◆ **Вопросы к тексту**
(A) Соответствуют ли тексту о Достоевском утверждения (i)–(iii)? На каждое ответьте «да» или «нет» и дословно процитируйте слова текста, которые это решают: (i) квартира обходилась в 1200 рублей в год; (ii) Ризенкампф принимал пациентов в этой квартире; (iii) в квартире отапливались все три комнаты.
(B) Напишите продолжение текста о Достоевском начиная с фразы, идущей за его последним предложением.

◆ **Текст страницы**
■ ■ ■
Когда в сентябре 1843-го Ризенкампф вернулся из Ревеля, он застал Достоевского, с которым еще летом договорился поселиться вместе, в состоянии крайнего безденежья — кроме молока и хлеба в долг из лавочки у того не было никакого пропитания. В «веселенькой» трехкомнатной квартире, где старым диваном, столом и несколькими стульями была меблирована только одна комната и только она и отапливалась (Ф. М. снял квартиру в трехэтажном доме почт-директора К. Я. Пряничникова за 1200 рублей в год только потому, что ему очень понравился хозяин дома — любитель искусств, деликатный и мягкий человек, никогда не беспокоивший насчет уплаты), поселился и Ризенкампф, открывший здесь прием пациентов. Тщетно пытался доктор влиять на друга примером немецкой аккуратности и бережливости: кошельком подпоручика пользовались, как своим собственным, и его денщик, и прачка, подруга денщика, и портной, и сапожник, и цирюльник. Ф. М. «принадлежал к тем личностям, около которых живется всем хорошо, но которые сами постоянно нуждаются. Его обкрадывали немилосердно, но, при своей доверчивости и доброте, он не хотел вникать в дело и обличать прислугу и ее приживалок, пользовавшихся его беспечностью»41, — писал мемуарист. К тому же обнаружилось, что бедняки-пациенты встречают у Ф. М. живой интерес и радушное гостеприимство — их звали к столу, кормили, а иных так и день за днем. «Принявшись за описание быта бедных людей, я рад случаю ближе познакомиться с пролетариатом столицы», — шутливо оправдывался щедрый хозяин.
Его тогдашний бюджет состоял из жалованья и денег, получаемых от опекуна. Для одинокого молодого человека, живущего экономно, этого было вполне достаточно. Однако деньги не держались: уходили в уплату долгов, отдавались в виде диких процентов — нуждавшийся в срочных суммах Достоевский мог написать ростовщику доверенность на получение жалованья вперед с ручательством казначея Инженерного управления и потерять на этом треть причитающегося. Привычка тратить без счета, не думая о завтрашнем обеде, приобретала опасные формы.
■ ■ ■
◆ **Фрагмент набора данных**
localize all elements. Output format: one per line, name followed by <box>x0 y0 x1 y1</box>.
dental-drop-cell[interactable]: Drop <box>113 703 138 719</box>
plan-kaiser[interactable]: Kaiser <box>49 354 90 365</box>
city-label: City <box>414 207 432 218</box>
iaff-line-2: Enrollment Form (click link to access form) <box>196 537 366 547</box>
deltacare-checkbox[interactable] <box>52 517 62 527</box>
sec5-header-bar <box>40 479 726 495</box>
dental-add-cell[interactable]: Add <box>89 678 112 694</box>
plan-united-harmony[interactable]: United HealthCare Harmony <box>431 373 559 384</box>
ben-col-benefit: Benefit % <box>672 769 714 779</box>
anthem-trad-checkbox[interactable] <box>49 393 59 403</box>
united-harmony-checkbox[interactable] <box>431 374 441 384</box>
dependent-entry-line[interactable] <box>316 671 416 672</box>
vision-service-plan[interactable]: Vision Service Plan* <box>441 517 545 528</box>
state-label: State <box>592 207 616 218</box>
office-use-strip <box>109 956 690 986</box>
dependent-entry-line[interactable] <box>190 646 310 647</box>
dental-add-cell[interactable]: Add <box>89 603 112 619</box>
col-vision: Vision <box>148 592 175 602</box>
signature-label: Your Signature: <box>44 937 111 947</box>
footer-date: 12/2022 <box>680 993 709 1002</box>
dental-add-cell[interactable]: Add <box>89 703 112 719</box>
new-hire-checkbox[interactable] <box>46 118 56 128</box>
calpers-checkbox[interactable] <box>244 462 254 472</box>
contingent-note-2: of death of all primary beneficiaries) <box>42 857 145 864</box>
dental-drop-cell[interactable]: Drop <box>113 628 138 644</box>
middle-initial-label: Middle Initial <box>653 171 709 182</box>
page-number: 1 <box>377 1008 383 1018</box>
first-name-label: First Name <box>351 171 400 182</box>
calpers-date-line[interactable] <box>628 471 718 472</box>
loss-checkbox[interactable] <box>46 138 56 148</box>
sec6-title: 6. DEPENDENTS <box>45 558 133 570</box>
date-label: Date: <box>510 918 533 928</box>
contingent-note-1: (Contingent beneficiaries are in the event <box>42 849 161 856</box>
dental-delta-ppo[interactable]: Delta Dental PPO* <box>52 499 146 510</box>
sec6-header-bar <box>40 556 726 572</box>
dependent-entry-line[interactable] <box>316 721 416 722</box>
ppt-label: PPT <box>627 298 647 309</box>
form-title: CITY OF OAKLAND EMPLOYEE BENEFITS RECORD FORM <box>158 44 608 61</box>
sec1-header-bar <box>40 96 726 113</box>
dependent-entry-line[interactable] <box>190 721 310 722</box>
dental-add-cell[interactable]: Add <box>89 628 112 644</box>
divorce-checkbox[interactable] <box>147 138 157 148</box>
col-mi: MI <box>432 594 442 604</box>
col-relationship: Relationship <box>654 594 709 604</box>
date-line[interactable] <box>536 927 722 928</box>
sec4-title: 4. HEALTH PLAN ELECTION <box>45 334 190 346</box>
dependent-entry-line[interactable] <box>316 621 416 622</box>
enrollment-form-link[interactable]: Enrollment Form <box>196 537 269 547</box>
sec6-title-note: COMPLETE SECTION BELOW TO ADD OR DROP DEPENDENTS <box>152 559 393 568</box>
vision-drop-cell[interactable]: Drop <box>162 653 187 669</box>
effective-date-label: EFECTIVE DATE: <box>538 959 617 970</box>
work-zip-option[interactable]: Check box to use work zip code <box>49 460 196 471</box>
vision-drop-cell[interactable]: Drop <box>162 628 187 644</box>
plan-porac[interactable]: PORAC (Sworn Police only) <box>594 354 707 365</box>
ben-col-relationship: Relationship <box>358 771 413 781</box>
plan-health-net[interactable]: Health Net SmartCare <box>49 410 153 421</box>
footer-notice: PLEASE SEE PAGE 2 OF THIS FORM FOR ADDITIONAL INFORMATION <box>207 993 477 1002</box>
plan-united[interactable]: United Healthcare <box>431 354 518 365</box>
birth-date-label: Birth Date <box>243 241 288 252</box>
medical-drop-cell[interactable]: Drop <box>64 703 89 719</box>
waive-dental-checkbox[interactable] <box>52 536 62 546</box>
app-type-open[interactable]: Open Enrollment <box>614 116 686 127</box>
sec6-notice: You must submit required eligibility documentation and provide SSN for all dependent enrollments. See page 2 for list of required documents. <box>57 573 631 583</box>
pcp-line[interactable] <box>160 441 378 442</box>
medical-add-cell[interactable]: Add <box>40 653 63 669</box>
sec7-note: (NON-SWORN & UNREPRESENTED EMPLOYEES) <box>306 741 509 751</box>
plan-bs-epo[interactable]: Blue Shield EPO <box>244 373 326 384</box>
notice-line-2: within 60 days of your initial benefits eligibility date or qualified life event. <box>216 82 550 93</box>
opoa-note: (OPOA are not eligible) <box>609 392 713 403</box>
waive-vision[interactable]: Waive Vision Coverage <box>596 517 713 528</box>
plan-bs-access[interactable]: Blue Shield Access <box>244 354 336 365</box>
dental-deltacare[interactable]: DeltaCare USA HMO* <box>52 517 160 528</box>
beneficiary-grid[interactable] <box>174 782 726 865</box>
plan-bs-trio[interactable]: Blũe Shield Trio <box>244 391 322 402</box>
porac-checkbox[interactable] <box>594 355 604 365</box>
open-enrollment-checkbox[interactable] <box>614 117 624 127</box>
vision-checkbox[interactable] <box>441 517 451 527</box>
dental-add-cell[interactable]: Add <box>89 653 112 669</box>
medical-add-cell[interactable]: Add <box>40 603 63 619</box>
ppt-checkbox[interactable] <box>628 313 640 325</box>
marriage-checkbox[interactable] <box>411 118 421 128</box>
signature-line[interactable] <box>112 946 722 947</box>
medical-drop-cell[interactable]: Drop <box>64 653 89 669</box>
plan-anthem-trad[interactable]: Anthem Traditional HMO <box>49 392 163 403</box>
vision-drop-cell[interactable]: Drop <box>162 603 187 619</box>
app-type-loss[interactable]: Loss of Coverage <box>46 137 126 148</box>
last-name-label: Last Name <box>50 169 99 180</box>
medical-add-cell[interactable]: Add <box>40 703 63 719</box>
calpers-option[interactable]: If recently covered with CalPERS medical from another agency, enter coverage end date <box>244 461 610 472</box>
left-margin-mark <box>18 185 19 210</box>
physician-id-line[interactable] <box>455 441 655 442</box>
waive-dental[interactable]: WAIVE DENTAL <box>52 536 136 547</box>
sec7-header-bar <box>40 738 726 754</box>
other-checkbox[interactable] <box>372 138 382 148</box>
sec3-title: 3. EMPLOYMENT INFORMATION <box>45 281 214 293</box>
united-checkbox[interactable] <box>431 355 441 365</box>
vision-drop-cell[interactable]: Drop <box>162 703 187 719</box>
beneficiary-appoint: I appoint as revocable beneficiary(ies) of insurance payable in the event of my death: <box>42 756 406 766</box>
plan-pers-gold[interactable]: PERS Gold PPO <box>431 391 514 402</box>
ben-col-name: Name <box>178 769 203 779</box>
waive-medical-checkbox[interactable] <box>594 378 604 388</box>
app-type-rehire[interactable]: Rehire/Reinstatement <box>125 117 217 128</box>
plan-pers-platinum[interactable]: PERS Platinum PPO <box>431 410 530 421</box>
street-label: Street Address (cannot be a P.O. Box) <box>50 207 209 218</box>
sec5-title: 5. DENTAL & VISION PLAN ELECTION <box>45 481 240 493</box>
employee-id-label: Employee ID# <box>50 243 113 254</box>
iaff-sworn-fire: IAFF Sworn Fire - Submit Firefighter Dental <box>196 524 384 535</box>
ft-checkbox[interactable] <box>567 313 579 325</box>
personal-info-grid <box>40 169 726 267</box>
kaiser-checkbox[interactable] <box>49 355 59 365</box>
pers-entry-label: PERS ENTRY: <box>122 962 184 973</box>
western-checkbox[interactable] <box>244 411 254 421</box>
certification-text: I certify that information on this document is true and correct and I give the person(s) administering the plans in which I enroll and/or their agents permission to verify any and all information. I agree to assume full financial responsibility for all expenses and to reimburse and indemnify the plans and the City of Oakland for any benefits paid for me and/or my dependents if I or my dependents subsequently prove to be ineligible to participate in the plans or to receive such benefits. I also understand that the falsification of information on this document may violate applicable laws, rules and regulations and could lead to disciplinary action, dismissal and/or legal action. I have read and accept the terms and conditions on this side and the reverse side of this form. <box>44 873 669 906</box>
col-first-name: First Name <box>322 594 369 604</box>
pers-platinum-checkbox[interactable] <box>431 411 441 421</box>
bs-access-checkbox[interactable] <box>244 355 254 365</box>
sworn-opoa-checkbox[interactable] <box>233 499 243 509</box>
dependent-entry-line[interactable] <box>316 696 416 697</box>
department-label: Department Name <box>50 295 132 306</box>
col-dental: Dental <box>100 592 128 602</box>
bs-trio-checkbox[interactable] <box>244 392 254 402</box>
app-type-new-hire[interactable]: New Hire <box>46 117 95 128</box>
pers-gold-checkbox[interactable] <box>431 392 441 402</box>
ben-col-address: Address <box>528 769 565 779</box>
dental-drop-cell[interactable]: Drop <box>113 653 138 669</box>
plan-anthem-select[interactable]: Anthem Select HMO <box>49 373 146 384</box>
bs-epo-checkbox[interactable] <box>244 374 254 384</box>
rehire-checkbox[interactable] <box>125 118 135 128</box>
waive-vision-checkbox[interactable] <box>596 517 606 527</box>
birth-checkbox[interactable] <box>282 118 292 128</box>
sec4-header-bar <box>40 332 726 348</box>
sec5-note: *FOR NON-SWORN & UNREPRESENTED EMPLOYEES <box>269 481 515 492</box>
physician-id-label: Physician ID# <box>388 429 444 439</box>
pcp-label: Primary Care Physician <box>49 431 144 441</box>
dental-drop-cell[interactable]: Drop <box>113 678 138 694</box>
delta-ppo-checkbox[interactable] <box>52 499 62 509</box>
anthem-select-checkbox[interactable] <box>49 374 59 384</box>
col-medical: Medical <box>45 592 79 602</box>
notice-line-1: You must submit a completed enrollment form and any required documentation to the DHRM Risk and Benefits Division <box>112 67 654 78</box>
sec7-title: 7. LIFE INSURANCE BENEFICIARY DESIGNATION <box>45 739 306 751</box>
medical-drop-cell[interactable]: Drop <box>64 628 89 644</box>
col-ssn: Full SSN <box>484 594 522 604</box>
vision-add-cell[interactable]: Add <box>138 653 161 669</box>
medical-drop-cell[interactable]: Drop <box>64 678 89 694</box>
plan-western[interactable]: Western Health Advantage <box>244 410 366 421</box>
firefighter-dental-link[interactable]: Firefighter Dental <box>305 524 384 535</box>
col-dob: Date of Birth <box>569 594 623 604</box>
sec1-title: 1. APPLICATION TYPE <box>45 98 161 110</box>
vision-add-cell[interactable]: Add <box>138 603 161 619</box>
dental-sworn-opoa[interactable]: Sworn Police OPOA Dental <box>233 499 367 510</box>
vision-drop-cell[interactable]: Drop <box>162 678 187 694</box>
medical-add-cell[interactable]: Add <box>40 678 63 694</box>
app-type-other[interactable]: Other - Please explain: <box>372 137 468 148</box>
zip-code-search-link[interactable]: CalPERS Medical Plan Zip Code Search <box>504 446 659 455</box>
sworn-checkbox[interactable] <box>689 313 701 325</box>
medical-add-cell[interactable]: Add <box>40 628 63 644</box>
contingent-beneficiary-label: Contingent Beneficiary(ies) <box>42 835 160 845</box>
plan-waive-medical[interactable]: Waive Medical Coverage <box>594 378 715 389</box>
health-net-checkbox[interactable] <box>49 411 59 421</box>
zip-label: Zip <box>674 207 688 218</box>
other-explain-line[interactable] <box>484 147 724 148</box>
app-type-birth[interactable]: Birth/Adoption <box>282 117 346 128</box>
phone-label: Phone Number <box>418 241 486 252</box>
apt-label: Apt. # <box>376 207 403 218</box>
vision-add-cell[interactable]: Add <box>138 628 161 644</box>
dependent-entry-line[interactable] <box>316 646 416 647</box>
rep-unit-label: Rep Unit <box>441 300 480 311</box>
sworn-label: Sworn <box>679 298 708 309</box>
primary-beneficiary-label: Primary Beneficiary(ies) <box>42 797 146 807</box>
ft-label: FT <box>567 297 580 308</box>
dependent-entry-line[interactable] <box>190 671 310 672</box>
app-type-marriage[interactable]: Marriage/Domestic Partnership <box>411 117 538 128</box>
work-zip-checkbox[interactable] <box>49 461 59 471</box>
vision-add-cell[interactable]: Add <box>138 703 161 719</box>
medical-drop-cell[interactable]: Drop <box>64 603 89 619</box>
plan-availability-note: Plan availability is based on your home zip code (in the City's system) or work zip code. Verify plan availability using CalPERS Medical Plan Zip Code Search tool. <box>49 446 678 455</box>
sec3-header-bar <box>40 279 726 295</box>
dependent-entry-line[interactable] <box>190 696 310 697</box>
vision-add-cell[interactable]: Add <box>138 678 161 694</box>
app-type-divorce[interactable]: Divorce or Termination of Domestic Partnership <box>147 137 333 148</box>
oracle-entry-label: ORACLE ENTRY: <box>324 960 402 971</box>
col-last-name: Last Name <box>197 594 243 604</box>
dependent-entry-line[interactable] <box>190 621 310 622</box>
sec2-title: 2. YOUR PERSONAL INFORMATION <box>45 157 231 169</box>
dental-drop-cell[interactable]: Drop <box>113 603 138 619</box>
■ ■ ■
◆ **Ответы**
(A)
(i) Да: «за 1200 рублей в год».
(ii) Да: «поселился и Ризенкампф, открывший здесь прием пациентов».
(iii) Нет: «только одна комната и только она и отапливалась».

(B)
Ризенкампф не раз наблюдал, как быстро расправлялся приятель с «приливами денег» и как скоро «приливы» сменялись «отливами». Безденежье, неизменно наступавшее после дней (а иногда и нескольких часов) безудержного мотовства, имело, кроме беспечного гостеприимства, и еще одну экстравагантную причину. Осенью 1843 года полученная от опекуна тысяча рублей была истрачена всего за день. «Оказалось, что бо'льшая часть полученных денег ушла на уплату за различные заборы в долг, остальное же частию проиграно на бильярде, частию украдено каким-то партнером, которого Федор Михайлович доверчиво зазвал к себе и оставил на минуту одного в кабинете, где лежали незапертыми последние 50 рублей»42. Утром Достоевский робко просил Ризенкампфа одолжить ему пять рублей. Еще одна тысяча, полученная из Москвы в феврале 1844-го, также растаяла всего за день. Отправившись ужинать к Доминику, в недавно открытый модный кафе-ресторан на Невском, Достоевский «с любопытством стал наблюдать за бильярдной игрой. Тут подобрался к нему какой-то господин, обративший его внимание на одного из участвующих в игре — ловкого шулера, которым была подкуплена вся прислуга в ресторане. “Вот, — продолжал незнакомец, — домино так совершенно невинная, честная игра”. Кончилось тем, что Федор Михайлович тут же захотел выучиться новой игре, — но за урок пришлось заплатить дорого: на это понадобились целых 25 партий, и последняя сторублевая Достоевского перешла в карман партнера-учителя»43. И снова надо было просить в долг у кого попало, под варварские проценты, чтобы купить еду. В марте 1844-го Ризенкампф оставил Петербург, так и не научив Достоевского немецкой умеренности, так и не охладив его любопытство и азарт.
Можно было только поражаться, с какой пугающей легкостью, вечно сидящий без денег, но все же имеющий два регулярных и верных источника дохода, Достоевский в одночасье расправился с обоими, будто стремясь и в самом деле испытать, что значит настоящая нужда.